#### [TASK PROMPT]
Write every record out again exactly as given.

[Excerpts from a figure dataset]
- - -

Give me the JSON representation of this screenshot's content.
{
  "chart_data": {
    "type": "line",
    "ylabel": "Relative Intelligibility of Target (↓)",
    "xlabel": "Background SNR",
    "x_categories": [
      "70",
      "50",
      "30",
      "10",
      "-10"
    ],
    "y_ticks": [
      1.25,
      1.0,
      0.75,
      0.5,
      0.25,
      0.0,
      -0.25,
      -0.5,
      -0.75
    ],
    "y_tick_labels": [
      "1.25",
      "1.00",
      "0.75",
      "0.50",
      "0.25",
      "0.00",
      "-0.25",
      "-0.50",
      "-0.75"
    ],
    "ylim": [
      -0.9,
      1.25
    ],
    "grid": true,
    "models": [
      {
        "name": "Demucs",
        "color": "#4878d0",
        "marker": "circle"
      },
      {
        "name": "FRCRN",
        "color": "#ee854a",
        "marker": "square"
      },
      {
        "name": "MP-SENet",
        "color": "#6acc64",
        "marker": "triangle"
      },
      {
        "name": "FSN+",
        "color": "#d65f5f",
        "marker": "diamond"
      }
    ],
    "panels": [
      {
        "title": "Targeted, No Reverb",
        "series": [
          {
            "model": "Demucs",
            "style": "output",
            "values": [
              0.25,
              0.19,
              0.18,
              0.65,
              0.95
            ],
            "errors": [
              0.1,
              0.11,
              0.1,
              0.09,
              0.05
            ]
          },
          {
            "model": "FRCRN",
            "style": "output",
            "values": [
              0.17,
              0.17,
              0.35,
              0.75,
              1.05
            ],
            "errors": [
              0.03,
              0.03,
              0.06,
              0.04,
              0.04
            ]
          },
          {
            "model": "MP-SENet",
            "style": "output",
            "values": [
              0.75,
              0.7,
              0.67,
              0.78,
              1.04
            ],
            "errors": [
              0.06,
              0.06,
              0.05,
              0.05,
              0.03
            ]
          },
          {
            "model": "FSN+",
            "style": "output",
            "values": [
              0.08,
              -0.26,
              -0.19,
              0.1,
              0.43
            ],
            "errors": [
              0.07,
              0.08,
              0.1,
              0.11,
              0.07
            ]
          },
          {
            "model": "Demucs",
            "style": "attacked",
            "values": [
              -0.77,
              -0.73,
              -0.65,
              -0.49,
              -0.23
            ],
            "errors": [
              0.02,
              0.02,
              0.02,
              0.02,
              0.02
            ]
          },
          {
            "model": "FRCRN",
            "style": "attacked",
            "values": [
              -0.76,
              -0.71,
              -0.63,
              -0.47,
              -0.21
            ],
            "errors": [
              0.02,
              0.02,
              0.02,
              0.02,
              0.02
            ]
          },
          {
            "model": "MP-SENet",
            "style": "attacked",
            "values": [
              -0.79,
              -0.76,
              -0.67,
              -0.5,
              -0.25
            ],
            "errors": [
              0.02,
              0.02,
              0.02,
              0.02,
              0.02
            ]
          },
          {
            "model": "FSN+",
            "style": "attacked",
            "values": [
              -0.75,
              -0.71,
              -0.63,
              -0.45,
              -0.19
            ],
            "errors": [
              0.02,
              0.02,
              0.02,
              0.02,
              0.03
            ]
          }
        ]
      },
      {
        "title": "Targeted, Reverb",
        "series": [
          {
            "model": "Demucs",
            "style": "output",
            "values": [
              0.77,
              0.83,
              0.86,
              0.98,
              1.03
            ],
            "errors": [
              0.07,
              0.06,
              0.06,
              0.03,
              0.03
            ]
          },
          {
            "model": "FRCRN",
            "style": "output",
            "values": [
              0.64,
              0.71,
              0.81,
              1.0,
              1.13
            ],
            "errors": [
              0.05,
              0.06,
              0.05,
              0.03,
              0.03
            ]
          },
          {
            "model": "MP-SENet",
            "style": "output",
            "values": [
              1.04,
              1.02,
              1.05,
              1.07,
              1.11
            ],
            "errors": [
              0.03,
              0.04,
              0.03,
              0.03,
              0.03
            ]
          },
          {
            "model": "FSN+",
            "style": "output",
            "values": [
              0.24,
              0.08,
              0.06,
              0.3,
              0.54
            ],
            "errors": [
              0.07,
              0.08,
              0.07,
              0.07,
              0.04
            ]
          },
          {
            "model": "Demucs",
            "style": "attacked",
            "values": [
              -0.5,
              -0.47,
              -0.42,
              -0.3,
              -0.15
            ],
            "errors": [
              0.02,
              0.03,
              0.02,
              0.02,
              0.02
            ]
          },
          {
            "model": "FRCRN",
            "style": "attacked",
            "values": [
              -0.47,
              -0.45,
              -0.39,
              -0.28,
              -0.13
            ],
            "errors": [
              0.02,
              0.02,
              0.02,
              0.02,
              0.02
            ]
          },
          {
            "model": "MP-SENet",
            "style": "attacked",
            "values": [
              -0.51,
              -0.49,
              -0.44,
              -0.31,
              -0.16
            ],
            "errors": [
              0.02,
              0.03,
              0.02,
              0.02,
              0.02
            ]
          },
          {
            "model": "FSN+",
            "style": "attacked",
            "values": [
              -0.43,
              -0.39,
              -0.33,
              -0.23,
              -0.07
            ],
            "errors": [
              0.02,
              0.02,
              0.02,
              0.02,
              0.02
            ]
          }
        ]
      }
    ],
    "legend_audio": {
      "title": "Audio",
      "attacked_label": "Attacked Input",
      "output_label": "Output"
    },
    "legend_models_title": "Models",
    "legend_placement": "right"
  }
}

- - -

#### [ANSWER TO THE PROBLEM]
Give me the JSON representation of this screenshot's content.
{
  "chart_data": {
    "type": "line",
    "ylabel": "Relative Intelligibility of Target (↓)",
    "xlabel": "Background SNR",
    "x_categories": [
      "70",
      "50",
      "30",
      "10",
      "-10"
    ],
    "y_ticks": [
      1.25,
      1.0,
      0.75,
      0.5,
      0.25,
      0.0,
      -0.25,
      -0.5,
      -0.75
    ],
    "y_tick_labels": [
      "1.25",
      "1.00",
      "0.75",
      "0.50",
      "0.25",
      "0.00",
      "-0.25",
      "-0.50",
      "-0.75"
    ],
    "ylim": [
      -0.9,
      1.25
    ],
    "grid": true,
    "models": [
      {
        "name": "Demucs",
        "color": "#4878d0",
        "marker": "circle"
      },
      {
        "name": "FRCRN",
        "color": "#ee854a",
        "marker": "square"
      },
      {
        "name": "MP-SENet",
        "color": "#6acc64",
        "marker": "triangle"
      },
      {
        "name": "FSN+",
        "color": "#d65f5f",
        "marker": "diamond"
      }
    ],
    "panels": [
      {
        "title": "Targeted, No Reverb",
        "series": [
          {
            "model": "Demucs",
            "style": "output",
            "values": [
              0.25,
              0.19,
              0.18,
              0.65,
              0.95
            ],
            "errors": [
              0.1,
              0.11,
              0.1,
              0.09,
              0.05
            ]
          },
          {
            "model": "FRCRN",
            "style": "output",
            "values": [
              0.17,
              0.17,
              0.35,
              0.75,
              1.05
            ],
            "errors": [
              0.03,
              0.03,
              0.06,
              0.04,
              0.04
            ]
          },
          {
            "model": "MP-SENet",
            "style": "output",
            "values": [
              0.75,
              0.7,
              0.67,
              0.78,
              1.04
            ],
            "errors": [
              0.06,
              0.06,
              0.05,
              0.05,
              0.03
            ]
          },
          {
            "model": "FSN+",
            "style": "output",
            "values": [
              0.08,
              -0.26,
              -0.19,
              0.1,
              0.43
            ],
            "errors": [
              0.07,
              0.08,
              0.1,
              0.11,
              0.07
            ]
          },
          {
            "model": "Demucs",
            "style": "attacked",
            "values": [
              -0.77,
              -0.73,
              -0.65,
              -0.49,
              -0.23
            ],
            "errors": [
              0.02,
              0.02,
              0.02,
              0.02,
              0.02
            ]
          },
          {
            "model": "FRCRN",
            "style": "attacked",
            "values": [
              -0.76,
              -0.71,
              -0.63,
              -0.47,
              -0.21
            ],
            "errors": [
              0.02,
              0.02,
              0.02,
              0.02,
              0.02
            ]
          },
          {
            "model": "MP-SENet",
            "style": "attacked",
            "values": [
              -0.79,
              -0.76,
              -0.67,
              -0.5,
              -0.25
            ],
            "errors": [
              0.02,
              0.02,
              0.02,
              0.02,
              0.02
            ]
          },
          {
            "model": "FSN+",
            "style": "attacked",
            "values": [
              -0.75,
              -0.71,
              -0.63,
              -0.45,
              -0.19
            ],
            "errors": [
              0.02,
              0.02,
              0.02,
              0.02,
              0.03
            ]
          }
        ]
      },
      {
        "title": "Targeted, Reverb",
        "series": [
          {
            "model": "Demucs",
            "style": "output",
            "values": [
              0.77,
              0.83,
              0.86,
              0.98,
              1.03
            ],
            "errors": [
              0.07,
              0.06,
              0.06,
              0.03,
              0.03
            ]
          },
          {
            "model": "FRCRN",
            "style": "output",
            "values": [
              0.64,
              0.71,
              0.81,
              1.0,
              1.13
            ],
            "errors": [
              0.05,
              0.06,
              0.05,
              0.03,
              0.03
            ]
          },
          {
            "model": "MP-SENet",
            "style": "output",
            "values": [
              1.04,
              1.02,
              1.05,
              1.07,
              1.11
            ],
            "errors": [
              0.03,
              0.04,
              0.03,
              0.03,
              0.03
            ]
          },
          {
            "model": "FSN+",
            "style": "output",
            "values": [
              0.24,
              0.08,
              0.06,
              0.3,
              0.54
            ],
            "errors": [
              0.07,
              0.08,
              0.07,
              0.07,
              0.04
            ]
          },
          {
            "model": "Demucs",
            "style": "attacked",
            "values": [
              -0.5,
              -0.47,
              -0.42,
              -0.3,
              -0.15
            ],
            "errors": [
              0.02,
              0.03,
              0.02,
              0.02,
              0.02
            ]
          },
          {
            "model": "FRCRN",
            "style": "attacked",
            "values": [
              -0.47,
              -0.45,
              -0.39,
              -0.28,
              -0.13
            ],
            "errors": [
              0.02,
              0.02,
              0.02,
              0.02,
              0.02
            ]
          },
          {
            "model": "MP-SENet",
            "style": "attacked",
            "values": [
              -0.51,
              -0.49,
              -0.44,
              -0.31,
              -0.16
            ],
            "errors": [
              0.02,
              0.03,
              0.02,
              0.02,
              0.02
            ]
          },
          {
            "model": "FSN+",
            "style": "attacked",
            "values": [
              -0.43,
              -0.39,
              -0.33,
              -0.23,
              -0.07
            ],
            "errors": [
              0.02,
              0.02,
              0.02,
              0.02,
              0.02
            ]
          }
        ]
      }
    ],
    "legend_audio": {
      "title": "Audio",
      "attacked_label": "Attacked Input",
      "output_label": "Output"
    },
    "legend_models_title": "Models",
    "legend_placement": "right"
  }
}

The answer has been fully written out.